**MATERIAL PROVIDED**
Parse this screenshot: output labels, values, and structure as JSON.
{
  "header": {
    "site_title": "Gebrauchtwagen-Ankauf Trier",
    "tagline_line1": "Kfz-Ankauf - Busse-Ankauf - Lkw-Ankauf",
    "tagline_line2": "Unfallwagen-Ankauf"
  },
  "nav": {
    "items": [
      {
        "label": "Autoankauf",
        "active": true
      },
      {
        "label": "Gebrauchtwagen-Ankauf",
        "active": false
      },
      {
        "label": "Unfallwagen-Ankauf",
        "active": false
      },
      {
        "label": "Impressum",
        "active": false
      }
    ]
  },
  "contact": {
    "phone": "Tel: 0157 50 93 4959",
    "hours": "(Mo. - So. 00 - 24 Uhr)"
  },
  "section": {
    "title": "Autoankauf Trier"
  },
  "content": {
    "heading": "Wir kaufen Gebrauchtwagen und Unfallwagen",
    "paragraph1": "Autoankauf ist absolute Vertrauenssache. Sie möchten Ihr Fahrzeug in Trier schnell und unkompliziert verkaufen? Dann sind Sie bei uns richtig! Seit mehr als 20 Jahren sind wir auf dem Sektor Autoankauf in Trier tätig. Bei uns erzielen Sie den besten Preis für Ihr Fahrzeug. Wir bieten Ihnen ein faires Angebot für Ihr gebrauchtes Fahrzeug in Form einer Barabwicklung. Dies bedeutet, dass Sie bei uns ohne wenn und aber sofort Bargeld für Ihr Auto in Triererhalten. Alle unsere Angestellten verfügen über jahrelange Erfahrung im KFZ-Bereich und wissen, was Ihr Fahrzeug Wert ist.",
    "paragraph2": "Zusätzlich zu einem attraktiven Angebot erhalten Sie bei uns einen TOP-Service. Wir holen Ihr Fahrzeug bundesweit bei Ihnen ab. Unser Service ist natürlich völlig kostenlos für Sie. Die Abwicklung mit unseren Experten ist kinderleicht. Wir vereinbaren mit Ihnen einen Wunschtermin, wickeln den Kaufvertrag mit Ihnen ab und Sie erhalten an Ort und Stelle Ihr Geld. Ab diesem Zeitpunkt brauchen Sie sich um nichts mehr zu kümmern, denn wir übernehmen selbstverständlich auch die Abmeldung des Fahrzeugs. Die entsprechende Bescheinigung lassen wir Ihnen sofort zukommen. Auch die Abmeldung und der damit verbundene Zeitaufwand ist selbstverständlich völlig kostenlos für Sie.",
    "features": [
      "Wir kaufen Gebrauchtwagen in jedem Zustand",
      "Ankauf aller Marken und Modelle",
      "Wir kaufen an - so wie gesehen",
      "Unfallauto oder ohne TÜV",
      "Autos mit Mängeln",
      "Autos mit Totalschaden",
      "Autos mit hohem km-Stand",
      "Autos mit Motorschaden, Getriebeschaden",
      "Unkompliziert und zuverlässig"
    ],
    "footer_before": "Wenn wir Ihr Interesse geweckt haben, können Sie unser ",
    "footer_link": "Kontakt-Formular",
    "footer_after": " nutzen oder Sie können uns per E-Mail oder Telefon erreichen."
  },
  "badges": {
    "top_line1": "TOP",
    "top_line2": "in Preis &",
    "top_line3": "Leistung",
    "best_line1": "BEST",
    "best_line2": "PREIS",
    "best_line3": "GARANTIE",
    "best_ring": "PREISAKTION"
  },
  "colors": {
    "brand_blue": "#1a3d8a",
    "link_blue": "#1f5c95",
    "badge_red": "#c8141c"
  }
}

**AIM**
Extract all lines as given.

**RESULT OF THIS EXERCISE**
Parse this screenshot: output labels, values, and structure as JSON.
{
  "header": {
    "site_title": "Gebrauchtwagen-Ankauf Trier",
    "tagline_line1": "Kfz-Ankauf - Busse-Ankauf - Lkw-Ankauf",
    "tagline_line2": "Unfallwagen-Ankauf"
  },
  "nav": {
    "items": [
      {
        "label": "Autoankauf",
        "active": true
      },
      {
        "label": "Gebrauchtwagen-Ankauf",
        "active": false
      },
      {
        "label": "Unfallwagen-Ankauf",
        "active": false
      },
      {
        "label": "Impressum",
        "active": false
      }
    ]
  },
  "contact": {
    "phone": "Tel: 0157 50 93 4959",
    "hours": "(Mo. - So. 00 - 24 Uhr)"
  },
  "section": {
    "title": "Autoankauf Trier"
  },
  "content": {
    "heading": "Wir kaufen Gebrauchtwagen und Unfallwagen",
    "paragraph1": "Autoankauf ist absolute Vertrauenssache. Sie möchten Ihr Fahrzeug in Trier schnell und unkompliziert verkaufen? Dann sind Sie bei uns richtig! Seit mehr als 20 Jahren sind wir auf dem Sektor Autoankauf in Trier tätig. Bei uns erzielen Sie den besten Preis für Ihr Fahrzeug. Wir bieten Ihnen ein faires Angebot für Ihr gebrauchtes Fahrzeug in Form einer Barabwicklung. Dies bedeutet, dass Sie bei uns ohne wenn und aber sofort Bargeld für Ihr Auto in Triererhalten. Alle unsere Angestellten verfügen über jahrelange Erfahrung im KFZ-Bereich und wissen, was Ihr Fahrzeug Wert ist.",
    "paragraph2": "Zusätzlich zu einem attraktiven Angebot erhalten Sie bei uns einen TOP-Service. Wir holen Ihr Fahrzeug bundesweit bei Ihnen ab. Unser Service ist natürlich völlig kostenlos für Sie. Die Abwicklung mit unseren Experten ist kinderleicht. Wir vereinbaren mit Ihnen einen Wunschtermin, wickeln den Kaufvertrag mit Ihnen ab und Sie erhalten an Ort und Stelle Ihr Geld. Ab diesem Zeitpunkt brauchen Sie sich um nichts mehr zu kümmern, denn wir übernehmen selbstverständlich auch die Abmeldung des Fahrzeugs. Die entsprechende Bescheinigung lassen wir Ihnen sofort zukommen. Auch die Abmeldung und der damit verbundene Zeitaufwand ist selbstverständlich völlig kostenlos für Sie.",
    "features": [
      "Wir kaufen Gebrauchtwagen in jedem Zustand",
      "Ankauf aller Marken und Modelle",
      "Wir kaufen an - so wie gesehen",
      "Unfallauto oder ohne TÜV",
      "Autos mit Mängeln",
      "Autos mit Totalschaden",
      "Autos mit hohem km-Stand",
      "Autos mit Motorschaden, Getriebeschaden",
      "Unkompliziert und zuverlässig"
    ],
    "footer_before": "Wenn wir Ihr Interesse geweckt haben, können Sie unser ",
    "footer_link": "Kontakt-Formular",
    "footer_after": " nutzen oder Sie können uns per E-Mail oder Telefon erreichen."
  },
  "badges": {
    "top_line1": "TOP",
    "top_line2": "in Preis &",
    "top_line3": "Leistung",
    "best_line1": "BEST",
    "best_line2": "PREIS",
    "best_line3": "GARANTIE",
    "best_ring": "PREISAKTION"
  },
  "colors": {
    "brand_blue": "#1a3d8a",
    "link_blue": "#1f5c95",
    "badge_red": "#c8141c"
  }
}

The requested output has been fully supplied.